begin Given entries

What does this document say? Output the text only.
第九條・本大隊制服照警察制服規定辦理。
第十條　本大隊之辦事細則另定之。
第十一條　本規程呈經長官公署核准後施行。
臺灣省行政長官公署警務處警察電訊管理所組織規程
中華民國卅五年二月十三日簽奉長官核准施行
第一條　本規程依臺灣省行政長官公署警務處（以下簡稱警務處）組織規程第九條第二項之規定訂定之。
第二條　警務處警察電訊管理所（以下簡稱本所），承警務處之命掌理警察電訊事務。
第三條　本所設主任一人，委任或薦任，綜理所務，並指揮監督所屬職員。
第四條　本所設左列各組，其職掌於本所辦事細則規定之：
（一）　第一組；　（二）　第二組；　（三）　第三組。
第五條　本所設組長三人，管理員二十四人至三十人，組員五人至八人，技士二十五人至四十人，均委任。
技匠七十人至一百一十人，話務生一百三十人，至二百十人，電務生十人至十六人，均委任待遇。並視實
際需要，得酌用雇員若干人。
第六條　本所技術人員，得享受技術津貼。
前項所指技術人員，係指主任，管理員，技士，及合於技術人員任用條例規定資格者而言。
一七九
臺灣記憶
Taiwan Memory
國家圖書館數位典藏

end Given entries

Direction → Set all of the records down again, exactly as they stand.

Right answer →
What does this document say? Output the text only.
第九條・本大隊制服照警察制服規定辦理。
第十條　本大隊之辦事細則另定之。
第十一條　本規程呈經長官公署核准後施行。
臺灣省行政長官公署警務處警察電訊管理所組織規程
中華民國卅五年二月十三日簽奉長官核准施行
第一條　本規程依臺灣省行政長官公署警務處（以下簡稱警務處）組織規程第九條第二項之規定訂定之。
第二條　警務處警察電訊管理所（以下簡稱本所），承警務處之命掌理警察電訊事務。
第三條　本所設主任一人，委任或薦任，綜理所務，並指揮監督所屬職員。
第四條　本所設左列各組，其職掌於本所辦事細則規定之：
（一）　第一組；　（二）　第二組；　（三）　第三組。
第五條　本所設組長三人，管理員二十四人至三十人，組員五人至八人，技士二十五人至四十人，均委任。
技匠七十人至一百一十人，話務生一百三十人，至二百十人，電務生十人至十六人，均委任待遇。並視實
際需要，得酌用雇員若干人。
第六條　本所技術人員，得享受技術津貼。
前項所指技術人員，係指主任，管理員，技士，及合於技術人員任用條例規定資格者而言。
一七九
臺灣記憶
Taiwan Memory
國家圖書館數位典藏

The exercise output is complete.